● **Prompt**
Your copy of the material must match it exactly, except that pictures are dropped.
************
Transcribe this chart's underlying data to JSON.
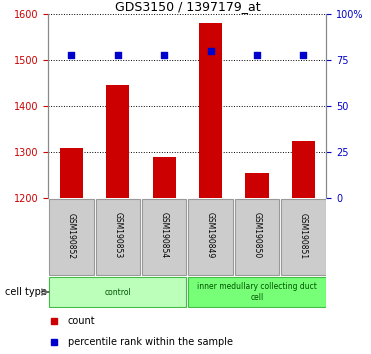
{
  "title": "GDS3150 / 1397179_at",
  "samples": [
    "GSM190852",
    "GSM190853",
    "GSM190854",
    "GSM190849",
    "GSM190850",
    "GSM190851"
  ],
  "counts": [
    1310,
    1445,
    1290,
    1580,
    1255,
    1325
  ],
  "percentiles": [
    78,
    78,
    78,
    80,
    78,
    78
  ],
  "ylim_left": [
    1200,
    1600
  ],
  "ylim_right": [
    0,
    100
  ],
  "yticks_left": [
    1200,
    1300,
    1400,
    1500,
    1600
  ],
  "yticks_right": [
    0,
    25,
    50,
    75,
    100
  ],
  "ytick_labels_right": [
    "0",
    "25",
    "50",
    "75",
    "100%"
  ],
  "bar_color": "#cc0000",
  "dot_color": "#0000cc",
  "bar_width": 0.5,
  "cell_types": [
    {
      "label": "control",
      "start": 0,
      "end": 3,
      "color": "#bbffbb"
    },
    {
      "label": "inner medullary collecting duct\ncell",
      "start": 3,
      "end": 6,
      "color": "#77ff77"
    }
  ],
  "cell_type_label": "cell type",
  "legend_count_label": "count",
  "legend_percentile_label": "percentile rank within the sample",
  "grid_color": "#000000",
  "bg_color": "#ffffff",
  "sample_box_color": "#cccccc",
  "left_tick_color": "#cc0000",
  "right_tick_color": "#0000cc"
}
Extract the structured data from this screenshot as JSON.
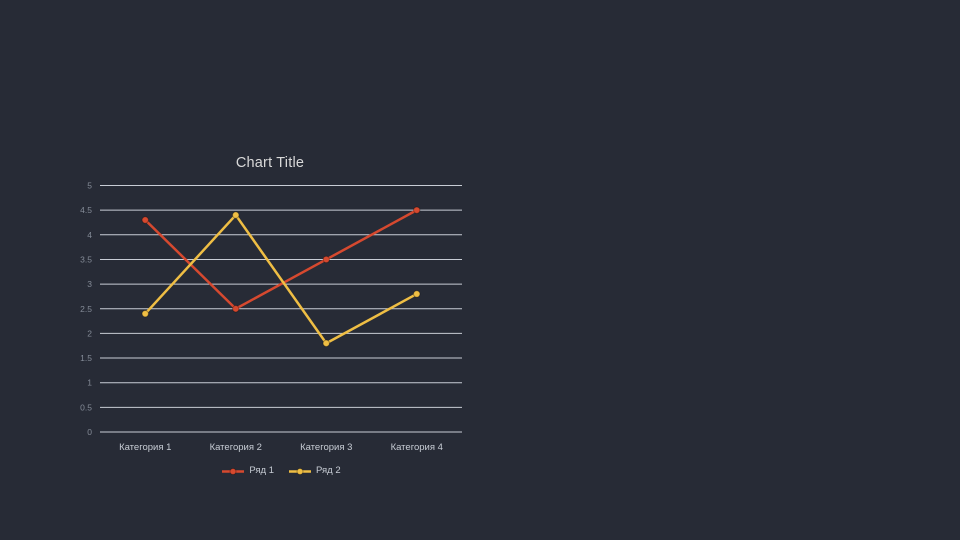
{
  "slide": {
    "background_color": "#272b36"
  },
  "chart_data": {
    "type": "line",
    "title": "Chart Title",
    "categories": [
      "Категория 1",
      "Категория 2",
      "Категория 3",
      "Категория 4"
    ],
    "series": [
      {
        "name": "Ряд 1",
        "values": [
          4.3,
          2.5,
          3.5,
          4.5
        ],
        "color": "#d6492f"
      },
      {
        "name": "Ряд 2",
        "values": [
          2.4,
          4.4,
          1.8,
          2.8
        ],
        "color": "#efbe44"
      }
    ],
    "xlabel": "",
    "ylabel": "",
    "ylim": [
      0,
      5
    ],
    "yticks": [
      0,
      0.5,
      1,
      1.5,
      2,
      2.5,
      3,
      3.5,
      4,
      4.5,
      5
    ],
    "grid": true,
    "legend_position": "bottom",
    "style": {
      "title_color": "#d9d9d9",
      "gridline_color": "#c8cdd5",
      "tick_label_color": "#848b97",
      "category_label_color": "#c7ccd4",
      "legend_label_color": "#c7ccd4",
      "marker_outline": "rgba(0,0,0,0.3)"
    }
  }
}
************
● **Response to the task**
Transcribe this chart's underlying data to JSON.
{
  "title": "GDS3150 / 1397179_at",
  "samples": [
    "GSM190852",
    "GSM190853",
    "GSM190854",
    "GSM190849",
    "GSM190850",
    "GSM190851"
  ],
  "counts": [
    1310,
    1445,
    1290,
    1580,
    1255,
    1325
  ],
  "percentiles": [
    78,
    78,
    78,
    80,
    78,
    78
  ],
  "ylim_left": [
    1200,
    1600
  ],
  "ylim_right": [
    0,
    100
  ],
  "yticks_left": [
    1200,
    1300,
    1400,
    1500,
    1600
  ],
  "yticks_right": [
    0,
    25,
    50,
    75,
    100
  ],
  "ytick_labels_right": [
    "0",
    "25",
    "50",
    "75",
    "100%"
  ],
  "bar_color": "#cc0000",
  "dot_color": "#0000cc",
  "bar_width": 0.5,
  "cell_types": [
    {
      "label": "control",
      "start": 0,
      "end": 3,
      "color": "#bbffbb"
    },
    {
      "label": "inner medullary collecting duct\ncell",
      "start": 3,
      "end": 6,
      "color": "#77ff77"
    }
  ],
  "cell_type_label": "cell type",
  "legend_count_label": "count",
  "legend_percentile_label": "percentile rank within the sample",
  "grid_color": "#000000",
  "bg_color": "#ffffff",
  "sample_box_color": "#cccccc",
  "left_tick_color": "#cc0000",
  "right_tick_color": "#0000cc"
}
Extract the structured data from this screenshot as JSON.
{
  "slide": {
    "background_color": "#272b36"
  },
  "chart_data": {
    "type": "line",
    "title": "Chart Title",
    "categories": [
      "Категория 1",
      "Категория 2",
      "Категория 3",
      "Категория 4"
    ],
    "series": [
      {
        "name": "Ряд 1",
        "values": [
          4.3,
          2.5,
          3.5,
          4.5
        ],
        "color": "#d6492f"
      },
      {
        "name": "Ряд 2",
        "values": [
          2.4,
          4.4,
          1.8,
          2.8
        ],
        "color": "#efbe44"
      }
    ],
    "xlabel": "",
    "ylabel": "",
    "ylim": [
      0,
      5
    ],
    "yticks": [
      0,
      0.5,
      1,
      1.5,
      2,
      2.5,
      3,
      3.5,
      4,
      4.5,
      5
    ],
    "grid": true,
    "legend_position": "bottom",
    "style": {
      "title_color": "#d9d9d9",
      "gridline_color": "#c8cdd5",
      "tick_label_color": "#848b97",
      "category_label_color": "#c7ccd4",
      "legend_label_color": "#c7ccd4",
      "marker_outline": "rgba(0,0,0,0.3)"
    }
  }
}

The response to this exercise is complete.